◆ **Stated problem**
Can you reproduce the data beneath, keeping every line exact?

A run of records:
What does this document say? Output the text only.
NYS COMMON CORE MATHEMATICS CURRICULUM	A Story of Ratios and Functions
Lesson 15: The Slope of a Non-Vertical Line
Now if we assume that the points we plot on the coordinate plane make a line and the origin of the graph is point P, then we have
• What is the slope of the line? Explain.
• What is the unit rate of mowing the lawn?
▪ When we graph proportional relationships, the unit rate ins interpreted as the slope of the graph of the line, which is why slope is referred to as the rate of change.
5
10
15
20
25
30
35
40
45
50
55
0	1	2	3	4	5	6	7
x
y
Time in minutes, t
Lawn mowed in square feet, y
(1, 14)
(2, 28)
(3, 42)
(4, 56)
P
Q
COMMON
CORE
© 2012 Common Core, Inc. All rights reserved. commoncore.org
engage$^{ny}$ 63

◆ **Response for this exercise**
What does this document say? Output the text only.
NYS COMMON CORE MATHEMATICS CURRICULUM	A Story of Ratios and Functions
Lesson 15: The Slope of a Non-Vertical Line
Now if we assume that the points we plot on the coordinate plane make a line and the origin of the graph is point P, then we have
• What is the slope of the line? Explain.
• What is the unit rate of mowing the lawn?
▪ When we graph proportional relationships, the unit rate ins interpreted as the slope of the graph of the line, which is why slope is referred to as the rate of change.
5
10
15
20
25
30
35
40
45
50
55
0	1	2	3	4	5	6	7
x
y
Time in minutes, t
Lawn mowed in square feet, y
(1, 14)
(2, 28)
(3, 42)
(4, 56)
P
Q
COMMON
CORE
© 2012 Common Core, Inc. All rights reserved. commoncore.org
engage$^{ny}$ 63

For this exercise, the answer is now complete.